A run of records:
####################
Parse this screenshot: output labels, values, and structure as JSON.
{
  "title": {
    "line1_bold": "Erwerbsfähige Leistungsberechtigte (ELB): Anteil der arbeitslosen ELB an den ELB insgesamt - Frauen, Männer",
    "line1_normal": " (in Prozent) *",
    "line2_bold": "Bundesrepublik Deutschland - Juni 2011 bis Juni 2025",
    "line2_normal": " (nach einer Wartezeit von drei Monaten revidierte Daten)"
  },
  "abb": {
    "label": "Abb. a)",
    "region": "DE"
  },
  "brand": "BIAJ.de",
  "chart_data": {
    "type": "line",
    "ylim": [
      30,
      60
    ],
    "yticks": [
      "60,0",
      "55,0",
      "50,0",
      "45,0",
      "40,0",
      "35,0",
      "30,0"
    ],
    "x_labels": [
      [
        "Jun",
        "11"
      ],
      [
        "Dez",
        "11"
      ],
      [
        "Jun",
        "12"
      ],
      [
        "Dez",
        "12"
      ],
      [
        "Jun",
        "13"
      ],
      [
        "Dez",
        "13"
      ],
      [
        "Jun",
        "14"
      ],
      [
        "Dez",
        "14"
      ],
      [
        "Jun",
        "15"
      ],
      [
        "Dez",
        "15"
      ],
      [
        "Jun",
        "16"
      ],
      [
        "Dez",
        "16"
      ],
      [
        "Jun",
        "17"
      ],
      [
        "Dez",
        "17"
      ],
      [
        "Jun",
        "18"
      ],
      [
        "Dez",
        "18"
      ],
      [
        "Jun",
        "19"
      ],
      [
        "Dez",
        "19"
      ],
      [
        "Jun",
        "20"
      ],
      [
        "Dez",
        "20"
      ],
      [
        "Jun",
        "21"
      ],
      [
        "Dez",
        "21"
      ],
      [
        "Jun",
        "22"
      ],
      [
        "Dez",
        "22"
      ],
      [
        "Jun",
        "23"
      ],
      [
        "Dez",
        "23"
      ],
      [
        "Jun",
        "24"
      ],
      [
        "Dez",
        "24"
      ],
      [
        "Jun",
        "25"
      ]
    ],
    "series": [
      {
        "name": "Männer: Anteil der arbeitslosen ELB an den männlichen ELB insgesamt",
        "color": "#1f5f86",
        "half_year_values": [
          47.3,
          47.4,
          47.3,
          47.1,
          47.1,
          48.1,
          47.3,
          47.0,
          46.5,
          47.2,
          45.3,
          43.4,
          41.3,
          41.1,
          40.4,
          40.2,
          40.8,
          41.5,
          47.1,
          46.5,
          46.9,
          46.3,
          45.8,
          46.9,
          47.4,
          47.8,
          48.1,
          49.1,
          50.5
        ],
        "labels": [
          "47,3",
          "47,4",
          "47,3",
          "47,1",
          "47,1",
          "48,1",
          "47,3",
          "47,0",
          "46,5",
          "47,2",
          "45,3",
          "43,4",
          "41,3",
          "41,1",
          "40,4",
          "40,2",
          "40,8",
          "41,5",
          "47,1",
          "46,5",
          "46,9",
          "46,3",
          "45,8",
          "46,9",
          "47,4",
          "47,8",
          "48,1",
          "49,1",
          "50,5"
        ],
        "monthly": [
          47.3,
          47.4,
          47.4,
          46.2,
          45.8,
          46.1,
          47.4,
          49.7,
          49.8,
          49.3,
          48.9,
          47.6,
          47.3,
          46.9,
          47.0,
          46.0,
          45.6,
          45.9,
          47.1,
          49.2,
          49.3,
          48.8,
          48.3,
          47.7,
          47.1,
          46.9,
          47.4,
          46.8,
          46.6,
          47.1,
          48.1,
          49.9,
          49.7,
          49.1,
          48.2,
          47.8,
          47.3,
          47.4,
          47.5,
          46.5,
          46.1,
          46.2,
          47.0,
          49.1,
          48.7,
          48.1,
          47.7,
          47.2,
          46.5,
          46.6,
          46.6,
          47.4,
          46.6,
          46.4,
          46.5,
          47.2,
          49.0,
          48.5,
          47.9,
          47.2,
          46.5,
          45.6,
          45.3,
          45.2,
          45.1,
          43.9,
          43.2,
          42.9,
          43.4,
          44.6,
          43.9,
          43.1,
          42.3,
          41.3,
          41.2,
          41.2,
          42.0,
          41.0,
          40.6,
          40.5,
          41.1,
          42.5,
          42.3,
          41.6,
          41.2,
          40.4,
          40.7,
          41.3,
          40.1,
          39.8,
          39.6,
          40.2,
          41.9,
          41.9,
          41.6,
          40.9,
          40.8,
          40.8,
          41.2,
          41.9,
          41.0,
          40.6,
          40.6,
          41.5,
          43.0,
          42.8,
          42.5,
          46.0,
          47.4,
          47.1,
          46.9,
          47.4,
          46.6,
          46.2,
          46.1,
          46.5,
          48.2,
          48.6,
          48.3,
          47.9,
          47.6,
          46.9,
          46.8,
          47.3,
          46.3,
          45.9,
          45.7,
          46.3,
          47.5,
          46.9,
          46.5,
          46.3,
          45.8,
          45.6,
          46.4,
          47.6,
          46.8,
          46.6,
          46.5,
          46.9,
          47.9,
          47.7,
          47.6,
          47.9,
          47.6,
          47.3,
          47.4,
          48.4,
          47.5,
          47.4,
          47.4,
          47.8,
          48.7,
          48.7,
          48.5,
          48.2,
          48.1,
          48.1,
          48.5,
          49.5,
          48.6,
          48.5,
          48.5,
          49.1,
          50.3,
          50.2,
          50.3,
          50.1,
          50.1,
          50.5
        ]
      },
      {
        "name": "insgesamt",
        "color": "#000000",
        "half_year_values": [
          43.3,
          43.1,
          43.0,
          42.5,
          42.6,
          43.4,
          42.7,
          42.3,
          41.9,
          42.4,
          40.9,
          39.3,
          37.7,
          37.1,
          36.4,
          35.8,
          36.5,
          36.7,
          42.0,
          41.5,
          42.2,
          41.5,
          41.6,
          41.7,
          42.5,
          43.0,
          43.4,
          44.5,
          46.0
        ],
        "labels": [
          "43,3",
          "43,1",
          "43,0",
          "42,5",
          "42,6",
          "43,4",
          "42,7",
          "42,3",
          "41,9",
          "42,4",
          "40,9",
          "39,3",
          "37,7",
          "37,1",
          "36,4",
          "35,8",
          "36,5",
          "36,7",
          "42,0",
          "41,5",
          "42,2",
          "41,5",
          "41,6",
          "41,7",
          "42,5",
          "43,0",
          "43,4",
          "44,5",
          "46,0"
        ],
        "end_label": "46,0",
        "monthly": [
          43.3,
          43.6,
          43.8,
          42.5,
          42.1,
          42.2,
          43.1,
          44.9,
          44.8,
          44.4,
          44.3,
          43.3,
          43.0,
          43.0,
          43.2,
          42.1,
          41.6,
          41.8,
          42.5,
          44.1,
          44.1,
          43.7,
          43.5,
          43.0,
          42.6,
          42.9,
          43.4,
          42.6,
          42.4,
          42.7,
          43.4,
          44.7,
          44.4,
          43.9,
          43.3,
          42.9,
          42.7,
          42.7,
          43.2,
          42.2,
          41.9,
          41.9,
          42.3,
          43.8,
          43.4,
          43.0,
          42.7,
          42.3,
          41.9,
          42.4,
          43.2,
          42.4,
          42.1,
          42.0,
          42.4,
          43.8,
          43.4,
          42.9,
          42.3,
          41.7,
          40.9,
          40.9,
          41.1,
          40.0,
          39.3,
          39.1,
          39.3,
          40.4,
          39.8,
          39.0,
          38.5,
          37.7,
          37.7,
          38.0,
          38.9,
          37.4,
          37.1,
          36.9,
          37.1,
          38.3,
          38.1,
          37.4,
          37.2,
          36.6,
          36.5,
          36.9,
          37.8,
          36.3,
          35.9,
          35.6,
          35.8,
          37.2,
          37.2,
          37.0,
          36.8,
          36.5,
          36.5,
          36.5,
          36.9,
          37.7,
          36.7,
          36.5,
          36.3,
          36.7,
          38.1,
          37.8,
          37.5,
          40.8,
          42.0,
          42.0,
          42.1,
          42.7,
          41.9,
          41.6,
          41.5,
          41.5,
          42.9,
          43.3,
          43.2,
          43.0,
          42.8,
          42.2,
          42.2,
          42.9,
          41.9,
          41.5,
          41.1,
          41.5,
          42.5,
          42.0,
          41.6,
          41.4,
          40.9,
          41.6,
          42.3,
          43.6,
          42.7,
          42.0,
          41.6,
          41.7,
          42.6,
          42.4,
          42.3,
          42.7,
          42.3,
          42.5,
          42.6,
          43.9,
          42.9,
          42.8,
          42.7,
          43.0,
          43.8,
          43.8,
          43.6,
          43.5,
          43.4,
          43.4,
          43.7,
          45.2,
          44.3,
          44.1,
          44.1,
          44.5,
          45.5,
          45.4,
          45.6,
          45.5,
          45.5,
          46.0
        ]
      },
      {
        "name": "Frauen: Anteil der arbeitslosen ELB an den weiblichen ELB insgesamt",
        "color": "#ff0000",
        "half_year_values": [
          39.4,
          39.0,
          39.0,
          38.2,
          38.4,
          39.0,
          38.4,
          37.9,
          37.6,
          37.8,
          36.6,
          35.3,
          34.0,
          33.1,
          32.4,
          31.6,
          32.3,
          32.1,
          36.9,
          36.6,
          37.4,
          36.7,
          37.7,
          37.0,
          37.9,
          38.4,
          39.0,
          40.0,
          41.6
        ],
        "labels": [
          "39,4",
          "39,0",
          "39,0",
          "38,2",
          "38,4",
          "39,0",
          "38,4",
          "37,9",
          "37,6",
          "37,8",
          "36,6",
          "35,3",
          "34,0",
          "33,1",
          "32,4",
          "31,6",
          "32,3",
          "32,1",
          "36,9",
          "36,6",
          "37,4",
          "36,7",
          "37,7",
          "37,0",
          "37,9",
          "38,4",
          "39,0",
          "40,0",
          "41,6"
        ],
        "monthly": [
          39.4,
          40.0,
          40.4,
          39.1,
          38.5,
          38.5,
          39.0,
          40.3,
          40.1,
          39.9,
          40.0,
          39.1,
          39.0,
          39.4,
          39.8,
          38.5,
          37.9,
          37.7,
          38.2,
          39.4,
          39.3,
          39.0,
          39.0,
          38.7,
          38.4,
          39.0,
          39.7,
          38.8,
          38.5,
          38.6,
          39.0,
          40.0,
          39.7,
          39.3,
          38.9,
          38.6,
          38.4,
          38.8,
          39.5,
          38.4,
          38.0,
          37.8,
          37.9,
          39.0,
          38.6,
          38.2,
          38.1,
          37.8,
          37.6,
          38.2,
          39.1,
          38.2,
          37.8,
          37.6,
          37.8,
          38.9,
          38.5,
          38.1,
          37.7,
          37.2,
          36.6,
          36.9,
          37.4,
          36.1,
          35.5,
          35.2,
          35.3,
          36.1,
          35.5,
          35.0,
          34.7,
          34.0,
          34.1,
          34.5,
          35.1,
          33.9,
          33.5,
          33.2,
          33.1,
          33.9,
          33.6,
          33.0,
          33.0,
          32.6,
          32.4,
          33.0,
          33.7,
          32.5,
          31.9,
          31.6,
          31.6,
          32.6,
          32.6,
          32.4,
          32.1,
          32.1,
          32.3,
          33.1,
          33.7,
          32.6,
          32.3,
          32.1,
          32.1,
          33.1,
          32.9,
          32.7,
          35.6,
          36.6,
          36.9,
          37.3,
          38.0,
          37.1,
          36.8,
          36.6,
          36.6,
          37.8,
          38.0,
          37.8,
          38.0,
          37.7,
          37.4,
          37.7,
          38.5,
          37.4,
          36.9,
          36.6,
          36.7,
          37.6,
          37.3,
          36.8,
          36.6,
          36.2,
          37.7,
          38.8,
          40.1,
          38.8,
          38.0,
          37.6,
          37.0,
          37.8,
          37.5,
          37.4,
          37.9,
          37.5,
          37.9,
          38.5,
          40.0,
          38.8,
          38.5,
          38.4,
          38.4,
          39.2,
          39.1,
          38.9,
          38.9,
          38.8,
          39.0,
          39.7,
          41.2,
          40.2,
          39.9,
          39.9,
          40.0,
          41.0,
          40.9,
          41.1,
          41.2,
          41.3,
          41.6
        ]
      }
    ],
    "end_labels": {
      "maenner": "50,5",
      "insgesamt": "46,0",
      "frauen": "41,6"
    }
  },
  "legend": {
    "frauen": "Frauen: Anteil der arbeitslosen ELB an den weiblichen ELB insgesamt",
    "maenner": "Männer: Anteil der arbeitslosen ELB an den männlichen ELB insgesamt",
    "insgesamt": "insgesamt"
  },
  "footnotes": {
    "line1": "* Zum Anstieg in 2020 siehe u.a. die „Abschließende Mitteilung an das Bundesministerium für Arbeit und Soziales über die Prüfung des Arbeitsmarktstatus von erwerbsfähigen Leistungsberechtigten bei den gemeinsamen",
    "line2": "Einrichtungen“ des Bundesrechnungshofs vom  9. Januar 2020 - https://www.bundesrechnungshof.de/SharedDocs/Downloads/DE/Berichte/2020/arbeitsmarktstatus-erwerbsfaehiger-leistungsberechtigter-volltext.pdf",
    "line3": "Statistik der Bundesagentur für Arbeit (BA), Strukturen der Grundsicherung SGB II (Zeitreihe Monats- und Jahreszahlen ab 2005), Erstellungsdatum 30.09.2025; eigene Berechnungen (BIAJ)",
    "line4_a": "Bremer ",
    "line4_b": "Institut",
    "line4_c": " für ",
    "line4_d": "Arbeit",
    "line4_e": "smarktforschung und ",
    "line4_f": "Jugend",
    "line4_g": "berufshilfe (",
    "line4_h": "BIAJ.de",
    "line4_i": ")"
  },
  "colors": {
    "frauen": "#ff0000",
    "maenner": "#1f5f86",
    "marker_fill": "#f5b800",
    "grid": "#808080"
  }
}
####################
EXERCISE: Where a line in the material contains "arbeitslosen", copy that line.

TASK OUTPUT:
    "line1_bold": "Erwerbsfähige Leistungsberechtigte (ELB): Anteil der arbeitslosen ELB an den ELB insgesamt - Frauen, Männer",
        "name": "Männer: Anteil der arbeitslosen ELB an den männlichen ELB insgesamt",
        "name": "Frauen: Anteil der arbeitslosen ELB an den weiblichen ELB insgesamt",
    "frauen": "Frauen: Anteil der arbeitslosen ELB an den weiblichen ELB insgesamt",
    "maenner": "Männer: Anteil der arbeitslosen ELB an den männlichen ELB insgesamt",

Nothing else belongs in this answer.